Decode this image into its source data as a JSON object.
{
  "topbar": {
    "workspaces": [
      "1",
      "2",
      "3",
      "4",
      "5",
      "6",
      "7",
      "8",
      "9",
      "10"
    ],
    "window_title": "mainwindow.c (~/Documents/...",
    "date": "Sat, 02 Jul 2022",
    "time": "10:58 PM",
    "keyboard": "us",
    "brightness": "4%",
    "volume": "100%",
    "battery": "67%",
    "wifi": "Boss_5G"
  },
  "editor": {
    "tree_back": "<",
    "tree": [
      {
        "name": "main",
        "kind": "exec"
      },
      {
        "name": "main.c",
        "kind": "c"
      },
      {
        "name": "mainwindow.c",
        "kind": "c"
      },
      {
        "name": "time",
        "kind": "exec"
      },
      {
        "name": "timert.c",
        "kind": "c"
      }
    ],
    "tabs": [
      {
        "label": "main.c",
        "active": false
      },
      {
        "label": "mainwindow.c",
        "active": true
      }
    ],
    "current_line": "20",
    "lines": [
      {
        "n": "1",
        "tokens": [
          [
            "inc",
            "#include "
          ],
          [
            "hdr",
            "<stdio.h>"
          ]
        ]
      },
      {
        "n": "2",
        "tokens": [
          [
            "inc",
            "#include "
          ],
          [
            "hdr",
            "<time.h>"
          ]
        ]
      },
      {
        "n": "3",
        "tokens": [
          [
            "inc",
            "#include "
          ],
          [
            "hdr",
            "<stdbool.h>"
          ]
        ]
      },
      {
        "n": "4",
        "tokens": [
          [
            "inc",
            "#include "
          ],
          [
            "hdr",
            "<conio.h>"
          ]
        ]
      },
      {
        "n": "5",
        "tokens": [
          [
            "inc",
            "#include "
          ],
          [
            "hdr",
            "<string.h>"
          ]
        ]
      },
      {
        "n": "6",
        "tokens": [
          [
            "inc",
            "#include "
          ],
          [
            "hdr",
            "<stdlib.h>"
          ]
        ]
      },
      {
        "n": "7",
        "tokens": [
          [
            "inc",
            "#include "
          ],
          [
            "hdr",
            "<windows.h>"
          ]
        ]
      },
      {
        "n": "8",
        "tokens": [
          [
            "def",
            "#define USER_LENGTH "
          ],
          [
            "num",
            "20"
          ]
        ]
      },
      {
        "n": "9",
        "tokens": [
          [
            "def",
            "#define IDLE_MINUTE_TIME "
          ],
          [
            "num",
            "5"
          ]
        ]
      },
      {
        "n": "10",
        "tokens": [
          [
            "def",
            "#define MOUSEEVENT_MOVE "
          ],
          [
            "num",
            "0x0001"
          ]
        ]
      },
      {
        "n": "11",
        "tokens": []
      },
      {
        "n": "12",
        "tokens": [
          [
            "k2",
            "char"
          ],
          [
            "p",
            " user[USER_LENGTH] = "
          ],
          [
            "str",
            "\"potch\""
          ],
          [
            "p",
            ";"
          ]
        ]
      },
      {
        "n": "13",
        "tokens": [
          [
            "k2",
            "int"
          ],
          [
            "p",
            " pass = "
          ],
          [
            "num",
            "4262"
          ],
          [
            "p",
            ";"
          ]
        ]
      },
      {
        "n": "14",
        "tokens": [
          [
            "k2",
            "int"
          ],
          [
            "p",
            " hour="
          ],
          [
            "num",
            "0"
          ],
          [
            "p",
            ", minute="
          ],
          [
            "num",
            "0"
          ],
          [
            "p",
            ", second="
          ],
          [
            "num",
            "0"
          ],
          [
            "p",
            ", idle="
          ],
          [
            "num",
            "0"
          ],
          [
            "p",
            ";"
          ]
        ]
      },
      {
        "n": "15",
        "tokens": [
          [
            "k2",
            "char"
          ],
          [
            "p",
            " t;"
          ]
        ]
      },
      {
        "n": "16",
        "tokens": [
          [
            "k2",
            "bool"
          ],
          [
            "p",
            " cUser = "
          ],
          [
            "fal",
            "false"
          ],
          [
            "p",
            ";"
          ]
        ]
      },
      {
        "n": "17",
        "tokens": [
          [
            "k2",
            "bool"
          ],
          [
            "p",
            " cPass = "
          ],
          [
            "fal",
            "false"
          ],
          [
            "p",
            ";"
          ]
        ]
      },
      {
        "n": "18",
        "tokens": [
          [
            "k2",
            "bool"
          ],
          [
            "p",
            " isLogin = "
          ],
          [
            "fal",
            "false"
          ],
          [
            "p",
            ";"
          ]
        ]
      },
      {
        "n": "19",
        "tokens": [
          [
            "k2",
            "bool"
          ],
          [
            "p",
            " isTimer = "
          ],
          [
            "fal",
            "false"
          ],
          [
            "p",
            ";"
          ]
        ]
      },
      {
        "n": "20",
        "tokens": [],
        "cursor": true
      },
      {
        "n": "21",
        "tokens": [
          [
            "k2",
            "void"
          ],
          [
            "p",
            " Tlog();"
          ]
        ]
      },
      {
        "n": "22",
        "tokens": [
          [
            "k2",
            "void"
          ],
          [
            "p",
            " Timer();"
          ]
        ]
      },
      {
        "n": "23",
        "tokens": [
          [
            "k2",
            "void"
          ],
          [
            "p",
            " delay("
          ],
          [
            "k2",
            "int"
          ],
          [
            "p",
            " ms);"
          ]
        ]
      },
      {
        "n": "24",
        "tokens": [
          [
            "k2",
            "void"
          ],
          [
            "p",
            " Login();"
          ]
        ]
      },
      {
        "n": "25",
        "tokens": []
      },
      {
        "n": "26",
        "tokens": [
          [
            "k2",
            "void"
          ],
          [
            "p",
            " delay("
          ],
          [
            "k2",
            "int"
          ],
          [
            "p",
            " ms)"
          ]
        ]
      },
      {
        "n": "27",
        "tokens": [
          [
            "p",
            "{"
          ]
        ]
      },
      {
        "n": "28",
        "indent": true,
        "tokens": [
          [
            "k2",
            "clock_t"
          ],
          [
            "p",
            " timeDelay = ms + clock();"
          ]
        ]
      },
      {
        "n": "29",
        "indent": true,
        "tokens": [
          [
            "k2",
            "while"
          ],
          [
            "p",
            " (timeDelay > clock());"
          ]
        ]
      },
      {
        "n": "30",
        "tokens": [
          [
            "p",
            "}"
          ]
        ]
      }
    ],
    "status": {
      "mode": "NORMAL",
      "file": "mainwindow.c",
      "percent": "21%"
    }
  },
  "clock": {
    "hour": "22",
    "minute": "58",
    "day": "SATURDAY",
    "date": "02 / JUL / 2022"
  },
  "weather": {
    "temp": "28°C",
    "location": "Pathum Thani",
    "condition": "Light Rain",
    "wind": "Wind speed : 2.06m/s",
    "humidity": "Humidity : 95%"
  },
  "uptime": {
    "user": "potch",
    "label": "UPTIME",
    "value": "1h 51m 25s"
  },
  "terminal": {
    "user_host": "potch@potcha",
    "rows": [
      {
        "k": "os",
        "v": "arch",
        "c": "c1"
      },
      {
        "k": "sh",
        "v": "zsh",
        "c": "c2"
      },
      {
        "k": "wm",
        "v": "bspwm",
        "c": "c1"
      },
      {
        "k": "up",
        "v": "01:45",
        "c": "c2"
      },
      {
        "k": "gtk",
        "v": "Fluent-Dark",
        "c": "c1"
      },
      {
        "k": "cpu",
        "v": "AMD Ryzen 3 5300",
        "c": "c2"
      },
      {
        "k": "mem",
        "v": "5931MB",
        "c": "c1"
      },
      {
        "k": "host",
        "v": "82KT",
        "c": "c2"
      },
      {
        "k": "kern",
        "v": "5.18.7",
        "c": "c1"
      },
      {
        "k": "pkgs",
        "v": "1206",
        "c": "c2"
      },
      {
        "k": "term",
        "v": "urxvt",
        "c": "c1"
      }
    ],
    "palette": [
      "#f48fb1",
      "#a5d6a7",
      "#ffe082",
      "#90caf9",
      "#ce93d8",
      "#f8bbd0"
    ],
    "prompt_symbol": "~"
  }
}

Written exercise >>
Out of the preceding entries, pull every line containing the string "label".

In response >>
        "label": "main.c",
        "label": "mainwindow.c",
    "label": "UPTIME",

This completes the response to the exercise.